■ **WHAT THE EXERCISE ASKS**:
Your task is to transcribe the records exactly, skipping every image.

■ **Collected data entries**:
════════

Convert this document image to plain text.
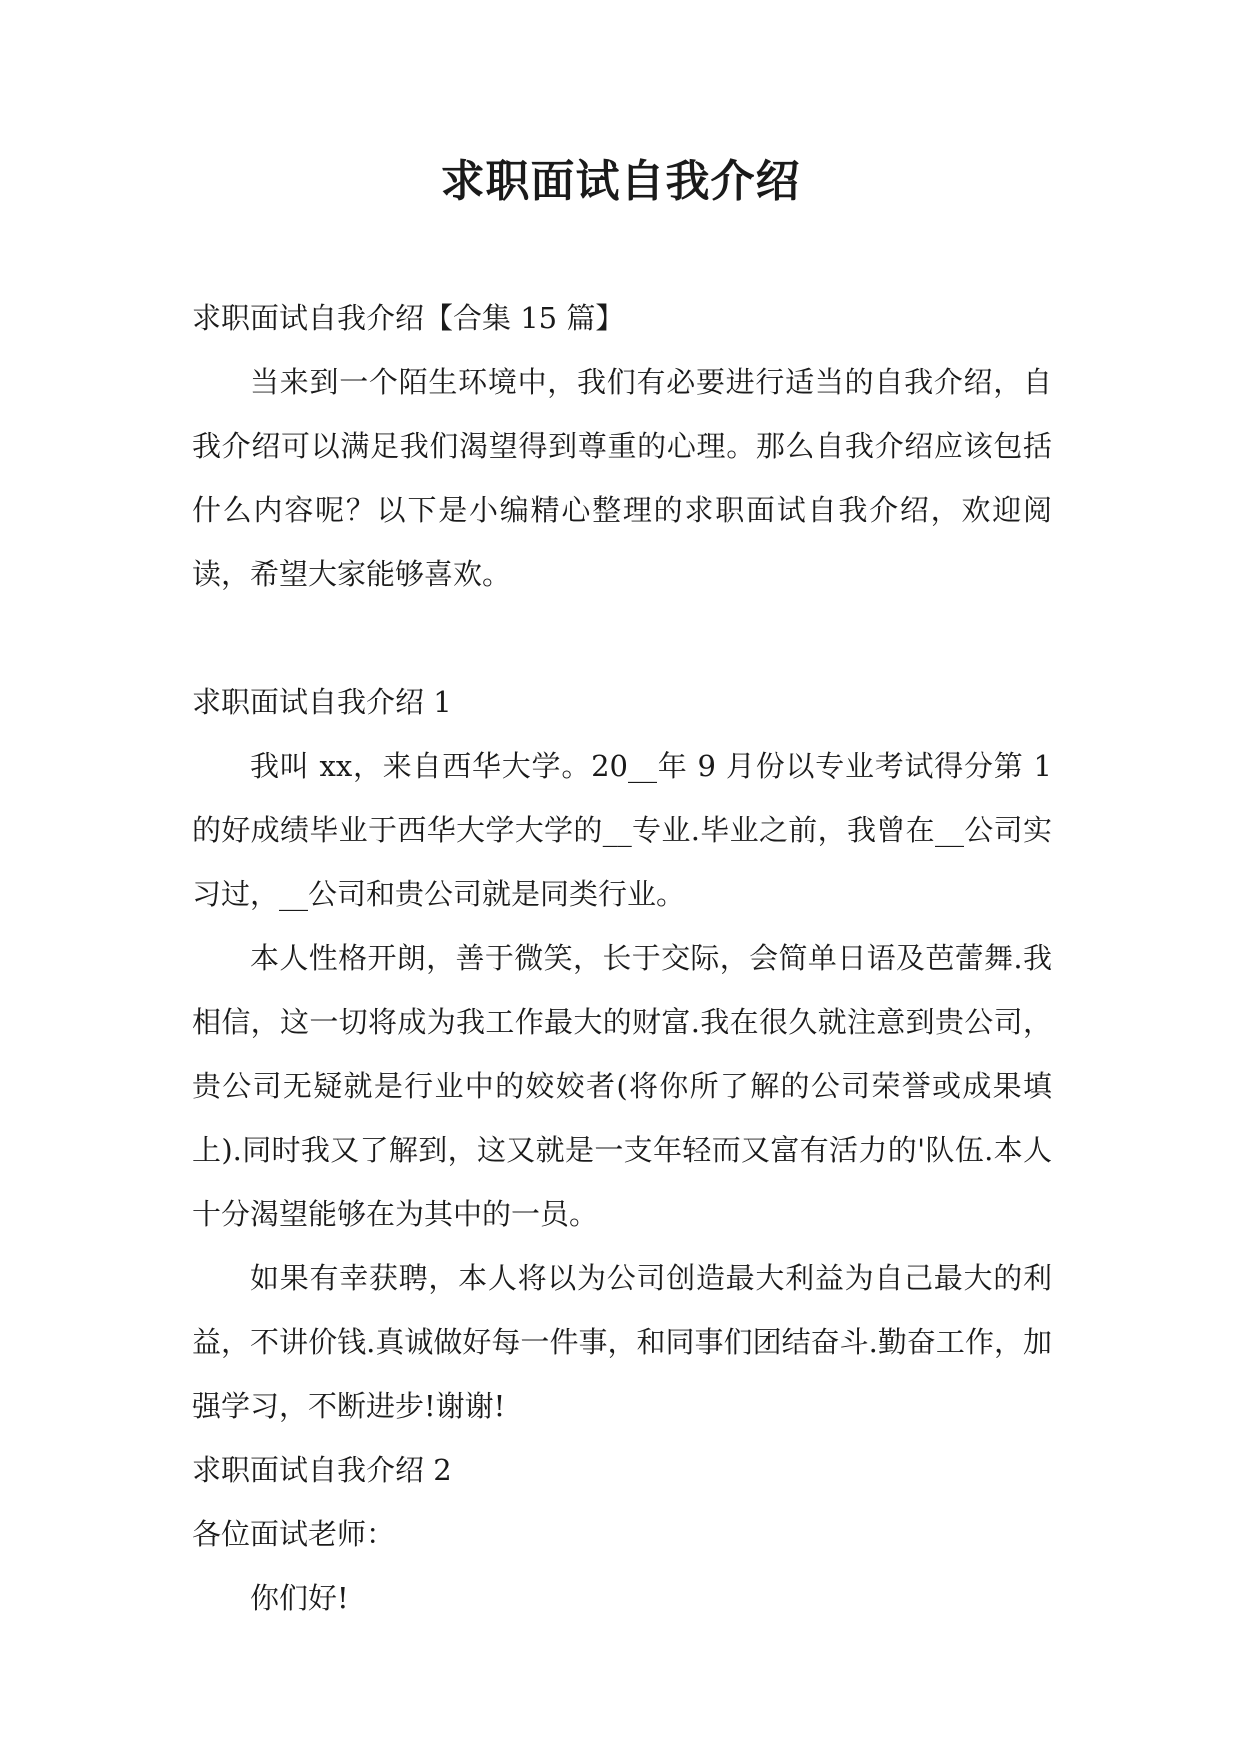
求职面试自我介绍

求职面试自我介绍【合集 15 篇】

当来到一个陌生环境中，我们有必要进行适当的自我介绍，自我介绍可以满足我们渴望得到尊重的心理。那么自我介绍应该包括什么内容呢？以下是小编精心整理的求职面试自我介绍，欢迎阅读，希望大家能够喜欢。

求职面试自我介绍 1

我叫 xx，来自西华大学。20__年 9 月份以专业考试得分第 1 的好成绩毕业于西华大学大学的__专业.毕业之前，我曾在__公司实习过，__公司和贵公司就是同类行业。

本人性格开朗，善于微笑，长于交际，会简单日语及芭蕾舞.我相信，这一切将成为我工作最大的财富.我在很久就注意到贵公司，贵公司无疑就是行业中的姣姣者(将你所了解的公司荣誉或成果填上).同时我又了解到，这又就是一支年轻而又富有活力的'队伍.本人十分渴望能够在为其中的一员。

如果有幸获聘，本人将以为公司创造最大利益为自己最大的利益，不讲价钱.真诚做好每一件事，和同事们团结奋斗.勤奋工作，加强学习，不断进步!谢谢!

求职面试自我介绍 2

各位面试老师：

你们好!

════════

■ **SOLUTION TO THIS EXERCISE**:
Convert this document image to plain text.
求职面试自我介绍

求职面试自我介绍【合集 15 篇】

当来到一个陌生环境中，我们有必要进行适当的自我介绍，自我介绍可以满足我们渴望得到尊重的心理。那么自我介绍应该包括什么内容呢？以下是小编精心整理的求职面试自我介绍，欢迎阅读，希望大家能够喜欢。

求职面试自我介绍 1

我叫 xx，来自西华大学。20__年 9 月份以专业考试得分第 1 的好成绩毕业于西华大学大学的__专业.毕业之前，我曾在__公司实习过，__公司和贵公司就是同类行业。

本人性格开朗，善于微笑，长于交际，会简单日语及芭蕾舞.我相信，这一切将成为我工作最大的财富.我在很久就注意到贵公司，贵公司无疑就是行业中的姣姣者(将你所了解的公司荣誉或成果填上).同时我又了解到，这又就是一支年轻而又富有活力的'队伍.本人十分渴望能够在为其中的一员。

如果有幸获聘，本人将以为公司创造最大利益为自己最大的利益，不讲价钱.真诚做好每一件事，和同事们团结奋斗.勤奋工作，加强学习，不断进步!谢谢!

求职面试自我介绍 2

各位面试老师：

你们好!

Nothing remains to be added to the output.